═════ RECORDS
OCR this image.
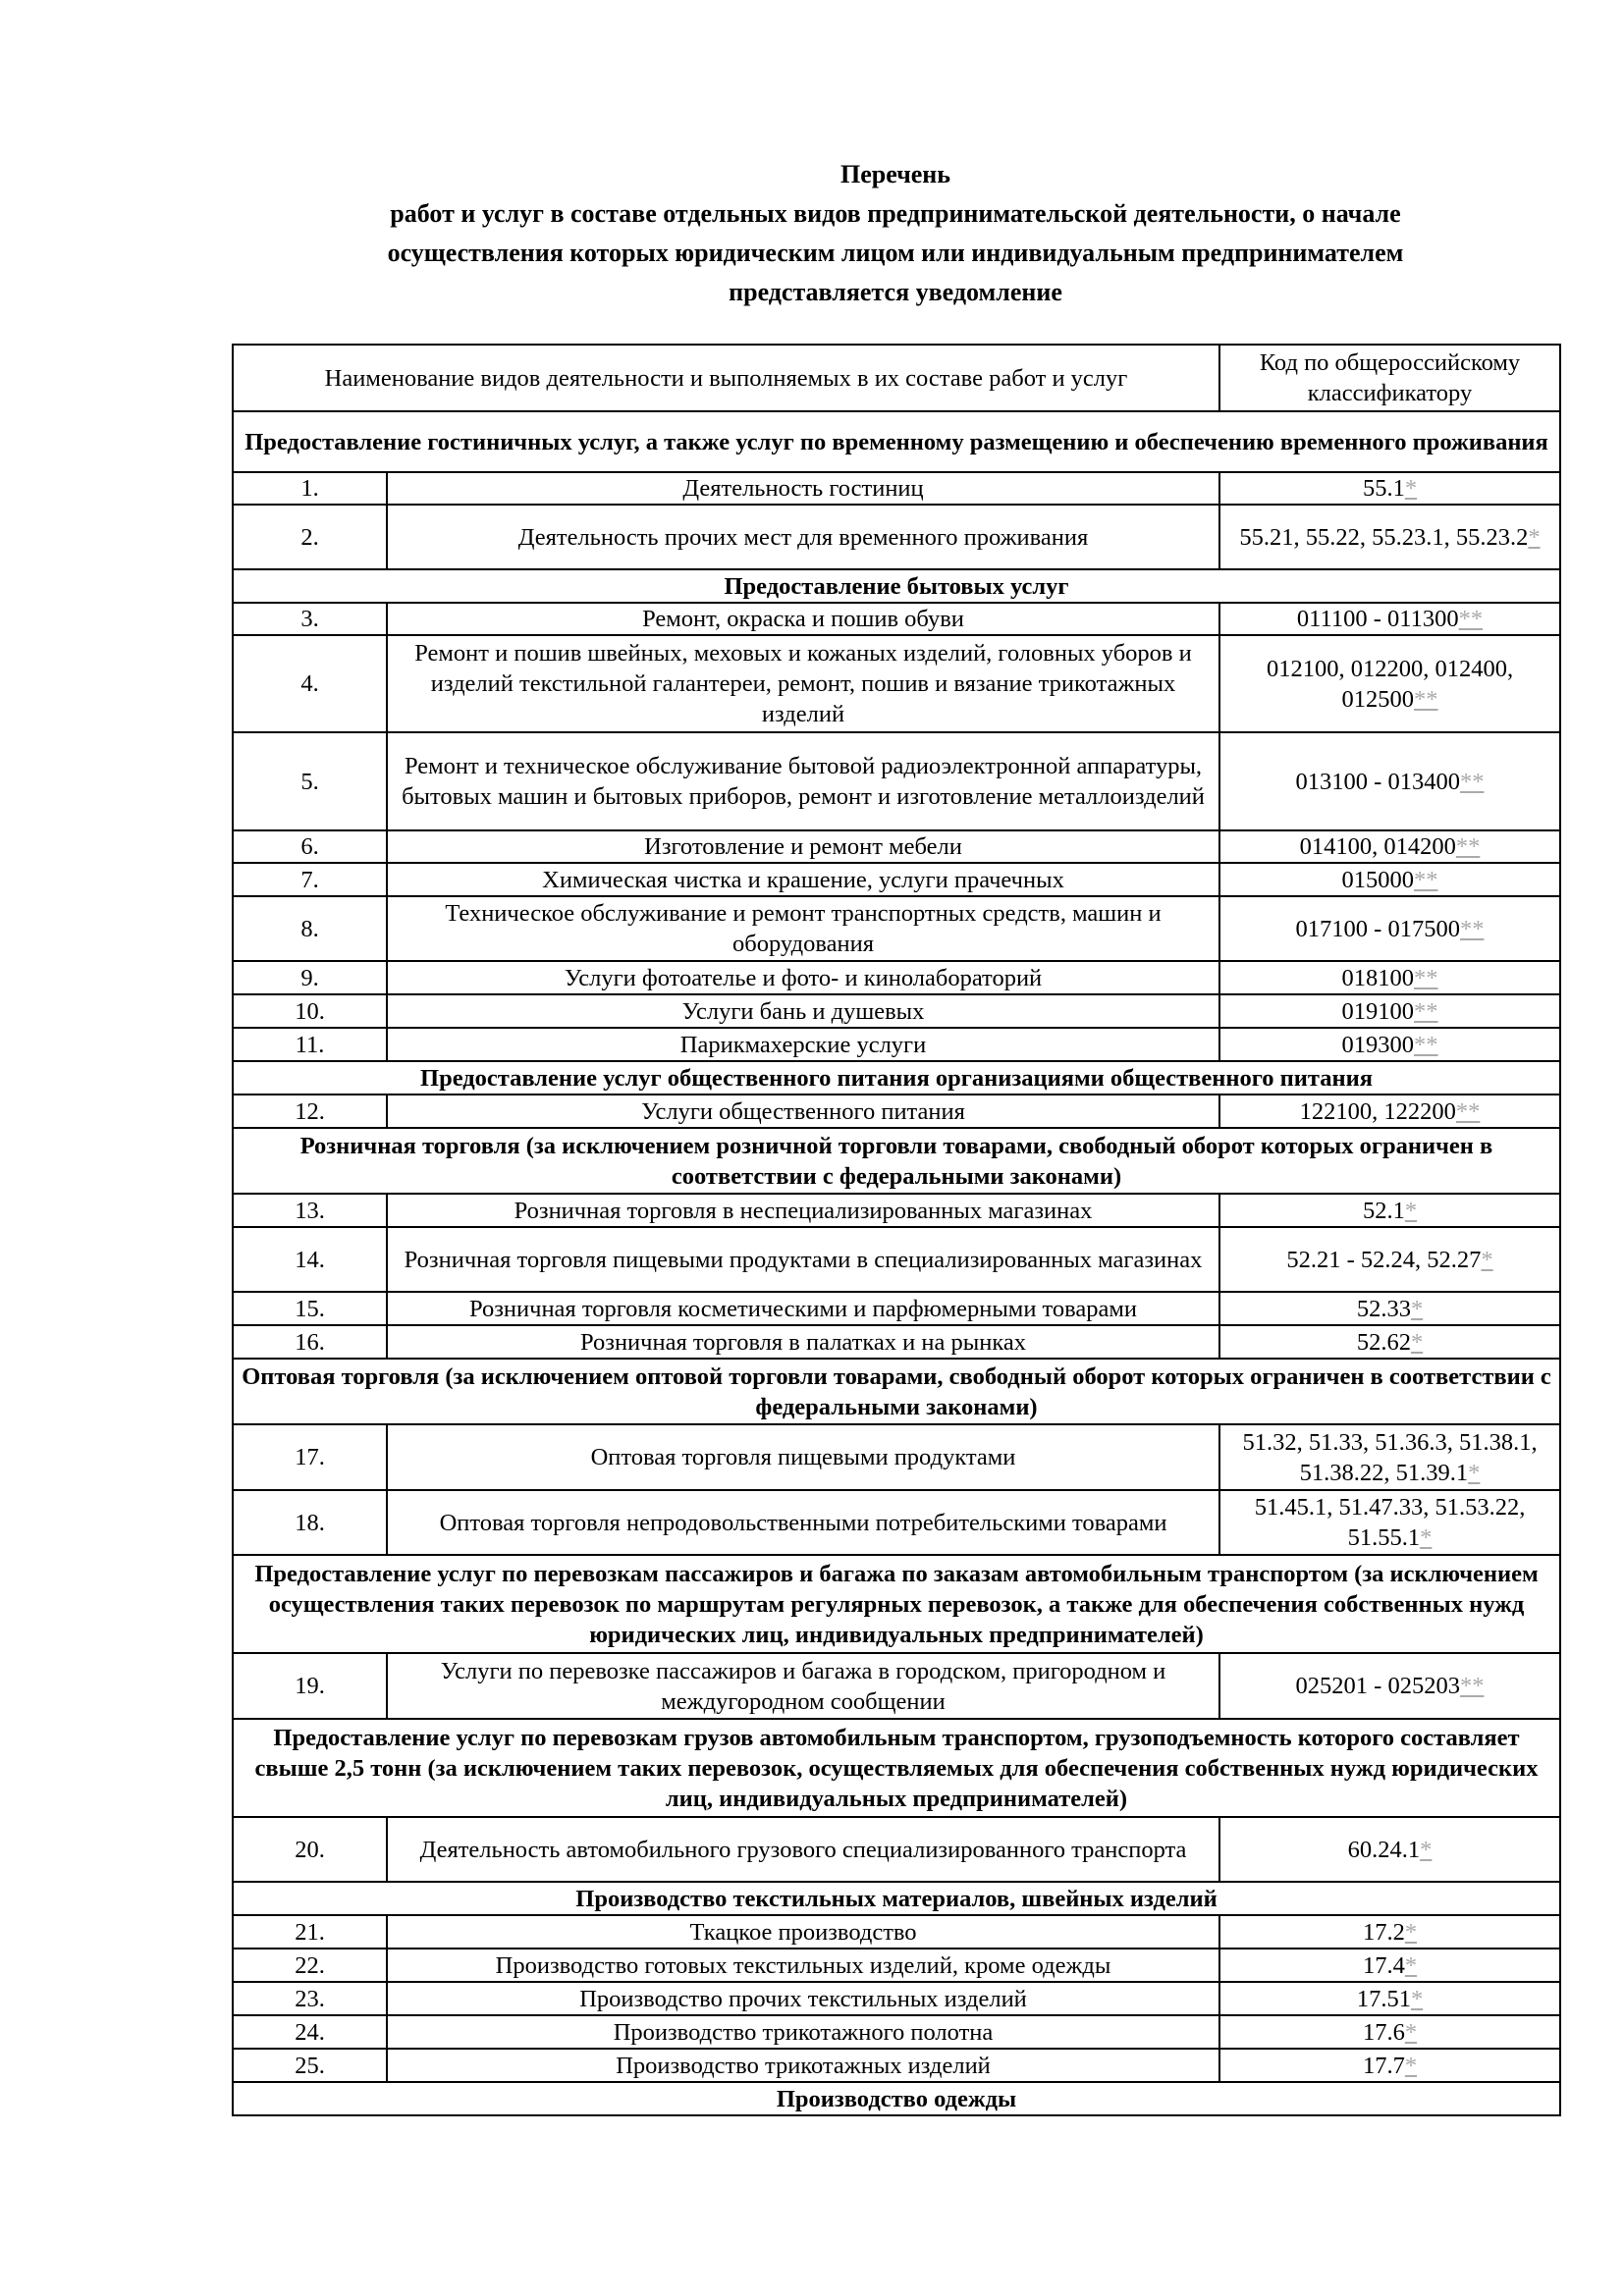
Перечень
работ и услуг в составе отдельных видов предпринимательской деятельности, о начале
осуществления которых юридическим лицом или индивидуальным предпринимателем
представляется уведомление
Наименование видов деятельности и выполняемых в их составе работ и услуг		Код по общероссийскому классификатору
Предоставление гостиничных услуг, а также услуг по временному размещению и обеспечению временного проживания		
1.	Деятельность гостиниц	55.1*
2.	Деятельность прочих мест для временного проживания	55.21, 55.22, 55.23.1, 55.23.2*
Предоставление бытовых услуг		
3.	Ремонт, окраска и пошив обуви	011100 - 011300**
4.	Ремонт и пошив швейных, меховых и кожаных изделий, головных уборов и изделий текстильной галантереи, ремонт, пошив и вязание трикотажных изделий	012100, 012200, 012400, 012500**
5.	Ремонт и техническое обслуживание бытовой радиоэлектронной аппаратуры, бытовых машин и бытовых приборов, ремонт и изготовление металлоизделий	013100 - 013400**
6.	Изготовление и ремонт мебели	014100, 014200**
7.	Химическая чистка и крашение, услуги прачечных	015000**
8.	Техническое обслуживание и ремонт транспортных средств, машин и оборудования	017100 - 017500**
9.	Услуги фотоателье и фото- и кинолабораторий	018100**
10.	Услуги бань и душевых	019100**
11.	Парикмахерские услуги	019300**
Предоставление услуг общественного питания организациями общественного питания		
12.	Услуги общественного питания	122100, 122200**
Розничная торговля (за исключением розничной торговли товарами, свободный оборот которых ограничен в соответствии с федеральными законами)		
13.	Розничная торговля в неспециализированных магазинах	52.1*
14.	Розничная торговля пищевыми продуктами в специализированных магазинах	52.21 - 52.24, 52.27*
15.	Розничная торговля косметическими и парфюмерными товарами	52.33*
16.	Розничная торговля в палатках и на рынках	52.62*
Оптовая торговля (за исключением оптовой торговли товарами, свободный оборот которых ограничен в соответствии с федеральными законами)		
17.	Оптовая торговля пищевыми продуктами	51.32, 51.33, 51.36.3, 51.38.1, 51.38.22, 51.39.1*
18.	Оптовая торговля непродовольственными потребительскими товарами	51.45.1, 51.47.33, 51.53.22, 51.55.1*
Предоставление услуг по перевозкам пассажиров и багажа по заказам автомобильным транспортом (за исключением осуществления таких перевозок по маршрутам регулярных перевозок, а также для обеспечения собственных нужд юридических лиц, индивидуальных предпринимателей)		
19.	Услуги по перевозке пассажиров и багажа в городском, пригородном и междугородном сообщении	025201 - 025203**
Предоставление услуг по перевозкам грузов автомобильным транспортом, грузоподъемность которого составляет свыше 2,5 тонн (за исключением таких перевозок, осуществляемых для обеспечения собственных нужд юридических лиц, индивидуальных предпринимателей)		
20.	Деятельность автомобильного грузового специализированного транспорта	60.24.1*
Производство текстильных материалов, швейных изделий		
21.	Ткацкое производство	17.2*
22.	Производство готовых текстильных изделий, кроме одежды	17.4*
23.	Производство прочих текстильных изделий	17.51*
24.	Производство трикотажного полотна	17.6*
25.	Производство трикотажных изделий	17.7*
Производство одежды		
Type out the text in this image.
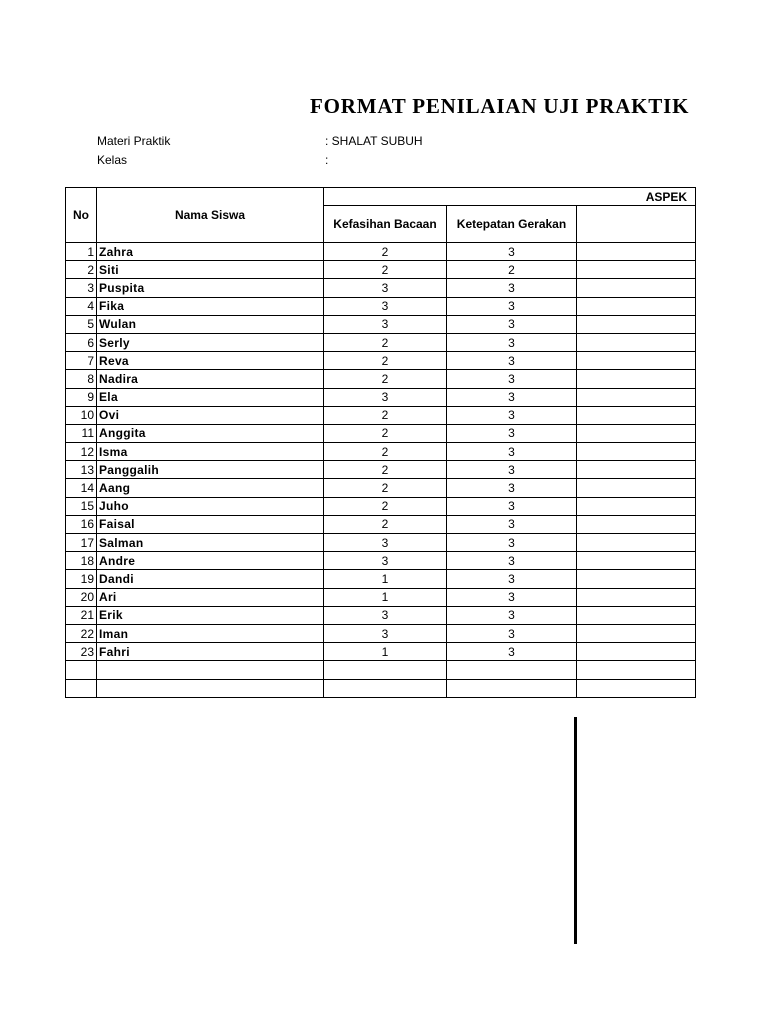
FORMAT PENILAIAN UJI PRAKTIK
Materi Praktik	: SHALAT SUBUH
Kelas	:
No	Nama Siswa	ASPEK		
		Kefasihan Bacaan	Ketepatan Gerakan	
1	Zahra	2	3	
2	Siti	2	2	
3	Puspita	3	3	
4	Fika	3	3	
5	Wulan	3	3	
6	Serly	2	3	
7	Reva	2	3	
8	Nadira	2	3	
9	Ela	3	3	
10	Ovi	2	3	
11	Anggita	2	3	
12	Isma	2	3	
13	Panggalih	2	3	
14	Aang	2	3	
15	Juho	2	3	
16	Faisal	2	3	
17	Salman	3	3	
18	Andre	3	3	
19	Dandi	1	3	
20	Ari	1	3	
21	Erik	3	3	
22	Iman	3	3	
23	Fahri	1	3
══════════
Locate the line containing "Type out the text in this image." in the records above, then output it and every line after it through the last, excluding pictures.

SOLUTION FOR THIS PROBLEM:
Type out the text in this image.
FORMAT PENILAIAN UJI PRAKTIK
Materi Praktik	: SHALAT SUBUH
Kelas	:
No	Nama Siswa	ASPEK		
		Kefasihan Bacaan	Ketepatan Gerakan	
1	Zahra	2	3	
2	Siti	2	2	
3	Puspita	3	3	
4	Fika	3	3	
5	Wulan	3	3	
6	Serly	2	3	
7	Reva	2	3	
8	Nadira	2	3	
9	Ela	3	3	
10	Ovi	2	3	
11	Anggita	2	3	
12	Isma	2	3	
13	Panggalih	2	3	
14	Aang	2	3	
15	Juho	2	3	
16	Faisal	2	3	
17	Salman	3	3	
18	Andre	3	3	
19	Dandi	1	3	
20	Ari	1	3	
21	Erik	3	3	
22	Iman	3	3	
23	Fahri	1	3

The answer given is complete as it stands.